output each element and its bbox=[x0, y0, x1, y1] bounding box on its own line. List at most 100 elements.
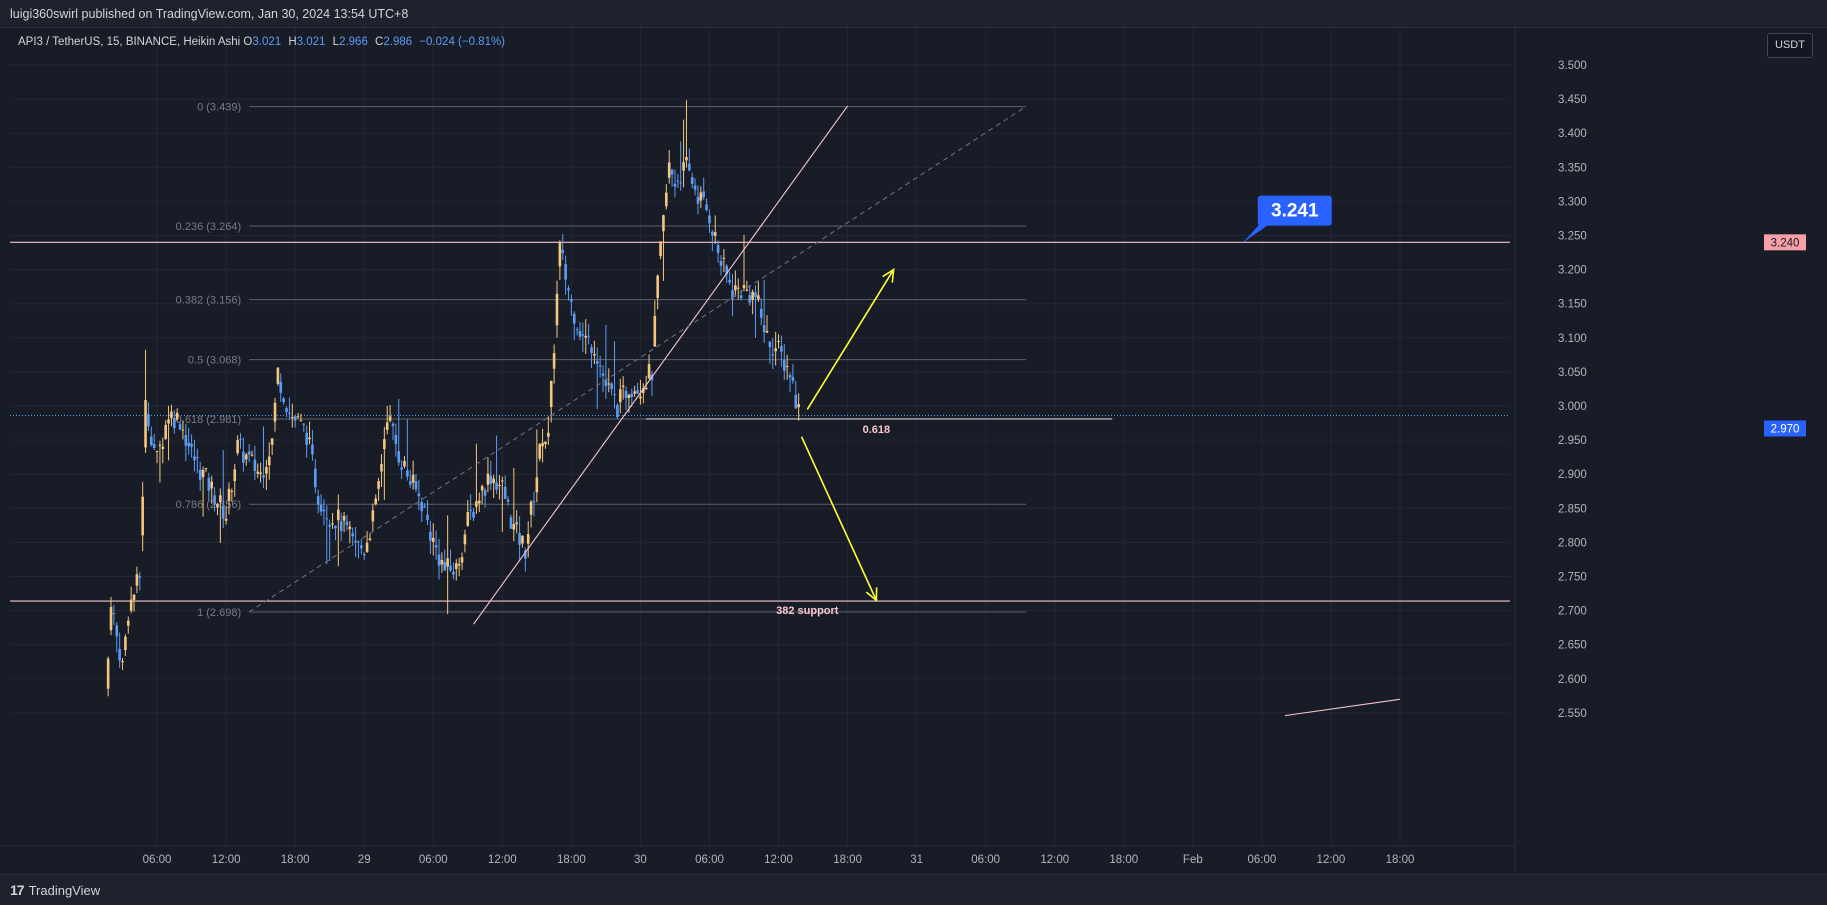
candle-body bbox=[483, 490, 487, 496]
candle-body bbox=[762, 325, 766, 333]
candle-body bbox=[584, 335, 588, 338]
candle-body bbox=[138, 576, 142, 578]
candle-body bbox=[526, 534, 530, 544]
candle-body bbox=[734, 285, 737, 291]
current-price-tag bbox=[1764, 420, 1806, 437]
candle-body bbox=[598, 365, 602, 367]
price-chart[interactable]: 0 (3.439) 0.236 (3.264) 0.382 (3.156) 0.5 (… bbox=[0, 28, 1827, 874]
candle-body bbox=[688, 163, 691, 171]
candle-body bbox=[538, 444, 542, 459]
candle-body bbox=[158, 444, 162, 446]
candle-body bbox=[204, 468, 208, 470]
candle-body bbox=[129, 599, 133, 611]
fib-trend-dashed-line bbox=[248, 106, 1027, 613]
candle-body bbox=[403, 461, 406, 467]
candle-body bbox=[561, 249, 565, 254]
candle-body bbox=[302, 423, 306, 425]
axes: 3.500 3.450 3.400 3.350 3.300 3.250 3.200 3.150… bbox=[0, 28, 1827, 874]
candle-body bbox=[702, 191, 706, 198]
x-tick-label: 12:00 bbox=[488, 854, 517, 866]
x-tick-label: 06:00 bbox=[419, 854, 448, 866]
candle-body bbox=[282, 398, 285, 403]
y-tick-label: 3.000 bbox=[1558, 401, 1587, 413]
candle-body bbox=[757, 295, 760, 300]
candle-body bbox=[342, 515, 346, 521]
candle-body bbox=[739, 295, 743, 299]
candle-body bbox=[339, 521, 343, 531]
candle-body bbox=[742, 285, 746, 289]
candle-body bbox=[371, 510, 375, 522]
y-tick-label: 2.650 bbox=[1558, 640, 1587, 652]
currency-button[interactable]: USDT bbox=[1767, 33, 1813, 58]
candle-body bbox=[219, 495, 222, 503]
candle-body bbox=[262, 475, 265, 478]
candle-body bbox=[365, 542, 369, 552]
fib-level-label: 0.618 (2.981) bbox=[176, 414, 241, 426]
candle-body bbox=[754, 292, 757, 298]
fib-level-label: 0.382 (3.156) bbox=[176, 295, 241, 307]
candle-body bbox=[633, 391, 636, 394]
candle-body bbox=[276, 367, 280, 384]
low-value: 2.966 bbox=[339, 36, 368, 48]
candle-body bbox=[380, 464, 383, 472]
candle-body bbox=[567, 288, 570, 291]
candle-body bbox=[782, 359, 786, 371]
labels: 0.618 382 support 3.241 bbox=[776, 195, 1332, 617]
candle-body bbox=[152, 443, 156, 448]
candle-body bbox=[716, 245, 720, 253]
candle-body bbox=[544, 441, 547, 445]
candle-body bbox=[426, 514, 429, 521]
tradingview-brand[interactable]: 17 TradingView bbox=[10, 882, 100, 898]
candle-body bbox=[167, 419, 170, 424]
y-tick-label: 3.400 bbox=[1558, 128, 1587, 140]
candle-body bbox=[391, 423, 395, 427]
candle-body bbox=[722, 257, 726, 259]
candle-body bbox=[253, 459, 257, 472]
candle-body bbox=[454, 563, 458, 570]
candle-body bbox=[475, 501, 478, 507]
publish-info: luigi360swirl published on TradingView.c… bbox=[10, 7, 409, 21]
candle-body bbox=[230, 490, 234, 492]
candle-body bbox=[659, 241, 662, 257]
candle-body bbox=[296, 416, 300, 418]
candle-body bbox=[187, 442, 191, 447]
candle-body bbox=[247, 451, 251, 455]
candle-body bbox=[656, 275, 659, 298]
candle-body bbox=[193, 456, 196, 461]
candle-body bbox=[593, 353, 596, 356]
candle-body bbox=[227, 488, 231, 501]
candle-body bbox=[552, 353, 556, 369]
arrow-shaft bbox=[806, 269, 895, 410]
candle-body bbox=[690, 177, 694, 184]
candle-body bbox=[132, 594, 136, 600]
candle-body bbox=[725, 265, 729, 275]
candle-body bbox=[184, 434, 188, 446]
candle-body bbox=[106, 658, 110, 689]
candle-body bbox=[201, 469, 205, 478]
candle-body bbox=[411, 474, 415, 483]
arrow-shaft bbox=[800, 436, 878, 601]
candle-body bbox=[521, 535, 524, 544]
x-tick-label: 06:00 bbox=[971, 854, 1000, 866]
fib-level-label: 0.5 (3.068) bbox=[188, 355, 241, 367]
high-value: 3.021 bbox=[296, 36, 326, 48]
candle-body bbox=[322, 509, 326, 512]
chart-area[interactable]: 0 (3.439) 0.236 (3.264) 0.382 (3.156) 0.5 (… bbox=[0, 28, 1827, 874]
horizontal-lines bbox=[10, 241, 1510, 602]
current-price-tag-label: 2.970 bbox=[1771, 424, 1800, 436]
x-tick-label: 06:00 bbox=[695, 854, 724, 866]
candle-body bbox=[147, 413, 150, 427]
candle-body bbox=[570, 298, 573, 302]
candle-body bbox=[653, 315, 657, 347]
candles bbox=[106, 100, 800, 697]
candle-body bbox=[420, 502, 424, 512]
candle-body bbox=[285, 408, 288, 412]
candle-body bbox=[213, 495, 216, 505]
x-tick-label: 12:00 bbox=[764, 854, 793, 866]
candle-body bbox=[541, 442, 544, 447]
candle-body bbox=[109, 607, 113, 631]
candle-body bbox=[293, 416, 297, 421]
y-tick-label: 3.300 bbox=[1558, 196, 1587, 208]
candle-body bbox=[682, 162, 685, 171]
candle-body bbox=[357, 541, 360, 543]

□ □ □

WORK TO DO
Reproduce each row above without any change, but omit the picture.

ANSWER TO THE PROBLEM
output each element and its bbox=[x0, y0, x1, y1] bounding box on its own line. List at most 100 elements.
candle-body bbox=[483, 490, 487, 496]
candle-body bbox=[762, 325, 766, 333]
candle-body bbox=[584, 335, 588, 338]
candle-body bbox=[138, 576, 142, 578]
candle-body bbox=[526, 534, 530, 544]
candle-body bbox=[734, 285, 737, 291]
current-price-tag bbox=[1764, 420, 1806, 437]
candle-body bbox=[598, 365, 602, 367]
price-chart[interactable]: 0 (3.439) 0.236 (3.264) 0.382 (3.156) 0.5 (… bbox=[0, 28, 1827, 874]
candle-body bbox=[688, 163, 691, 171]
candle-body bbox=[538, 444, 542, 459]
candle-body bbox=[158, 444, 162, 446]
candle-body bbox=[204, 468, 208, 470]
candle-body bbox=[129, 599, 133, 611]
fib-trend-dashed-line bbox=[248, 106, 1027, 613]
candle-body bbox=[403, 461, 406, 467]
candle-body bbox=[561, 249, 565, 254]
candle-body bbox=[302, 423, 306, 425]
axes: 3.500 3.450 3.400 3.350 3.300 3.250 3.200 3.150… bbox=[0, 28, 1827, 874]
candle-body bbox=[702, 191, 706, 198]
x-tick-label: 12:00 bbox=[488, 854, 517, 866]
x-tick-label: 06:00 bbox=[419, 854, 448, 866]
candle-body bbox=[282, 398, 285, 403]
y-tick-label: 3.000 bbox=[1558, 401, 1587, 413]
candle-body bbox=[757, 295, 760, 300]
candle-body bbox=[342, 515, 346, 521]
candle-body bbox=[739, 295, 743, 299]
candle-body bbox=[339, 521, 343, 531]
candle-body bbox=[742, 285, 746, 289]
candle-body bbox=[371, 510, 375, 522]
y-tick-label: 2.650 bbox=[1558, 640, 1587, 652]
currency-button[interactable]: USDT bbox=[1767, 33, 1813, 58]
candle-body bbox=[219, 495, 222, 503]
candle-body bbox=[262, 475, 265, 478]
candle-body bbox=[365, 542, 369, 552]
fib-level-label: 0.618 (2.981) bbox=[176, 414, 241, 426]
candle-body bbox=[754, 292, 757, 298]
fib-level-label: 0.382 (3.156) bbox=[176, 295, 241, 307]
candle-body bbox=[633, 391, 636, 394]
candle-body bbox=[276, 367, 280, 384]
low-value: 2.966 bbox=[339, 36, 368, 48]
candle-body bbox=[380, 464, 383, 472]
candle-body bbox=[567, 288, 570, 291]
candle-body bbox=[782, 359, 786, 371]
labels: 0.618 382 support 3.241 bbox=[776, 195, 1332, 617]
candle-body bbox=[152, 443, 156, 448]
candle-body bbox=[716, 245, 720, 253]
candle-body bbox=[544, 441, 547, 445]
candle-body bbox=[426, 514, 429, 521]
tradingview-brand[interactable]: 17 TradingView bbox=[10, 882, 100, 898]
candle-body bbox=[167, 419, 170, 424]
y-tick-label: 3.400 bbox=[1558, 128, 1587, 140]
candle-body bbox=[391, 423, 395, 427]
candle-body bbox=[722, 257, 726, 259]
candle-body bbox=[253, 459, 257, 472]
candle-body bbox=[454, 563, 458, 570]
candle-body bbox=[475, 501, 478, 507]
publish-info: luigi360swirl published on TradingView.c… bbox=[10, 7, 409, 21]
candle-body bbox=[230, 490, 234, 492]
candle-body bbox=[659, 241, 662, 257]
candle-body bbox=[296, 416, 300, 418]
candle-body bbox=[187, 442, 191, 447]
candle-body bbox=[247, 451, 251, 455]
candle-body bbox=[656, 275, 659, 298]
candle-body bbox=[193, 456, 196, 461]
candle-body bbox=[593, 353, 596, 356]
candle-body bbox=[227, 488, 231, 501]
candle-body bbox=[552, 353, 556, 369]
arrow-shaft bbox=[806, 269, 895, 410]
candle-body bbox=[690, 177, 694, 184]
candle-body bbox=[132, 594, 136, 600]
candle-body bbox=[725, 265, 729, 275]
candle-body bbox=[184, 434, 188, 446]
candle-body bbox=[106, 658, 110, 689]
candle-body bbox=[201, 469, 205, 478]
candle-body bbox=[411, 474, 415, 483]
arrow-shaft bbox=[800, 436, 878, 601]
candle-body bbox=[521, 535, 524, 544]
x-tick-label: 06:00 bbox=[971, 854, 1000, 866]
fib-level-label: 0.5 (3.068) bbox=[188, 355, 241, 367]
high-value: 3.021 bbox=[296, 36, 326, 48]
candle-body bbox=[322, 509, 326, 512]
chart-area[interactable]: 0 (3.439) 0.236 (3.264) 0.382 (3.156) 0.5 (… bbox=[0, 28, 1827, 874]
horizontal-lines bbox=[10, 241, 1510, 602]
current-price-tag-label: 2.970 bbox=[1771, 424, 1800, 436]
x-tick-label: 06:00 bbox=[695, 854, 724, 866]
candle-body bbox=[147, 413, 150, 427]
candle-body bbox=[570, 298, 573, 302]
candle-body bbox=[653, 315, 657, 347]
candles bbox=[106, 100, 800, 697]
candle-body bbox=[420, 502, 424, 512]
candle-body bbox=[285, 408, 288, 412]
candle-body bbox=[213, 495, 216, 505]
x-tick-label: 12:00 bbox=[764, 854, 793, 866]
candle-body bbox=[541, 442, 544, 447]
candle-body bbox=[109, 607, 113, 631]
candle-body bbox=[293, 416, 297, 421]
y-tick-label: 3.300 bbox=[1558, 196, 1587, 208]
candle-body bbox=[682, 162, 685, 171]
candle-body bbox=[357, 541, 360, 543]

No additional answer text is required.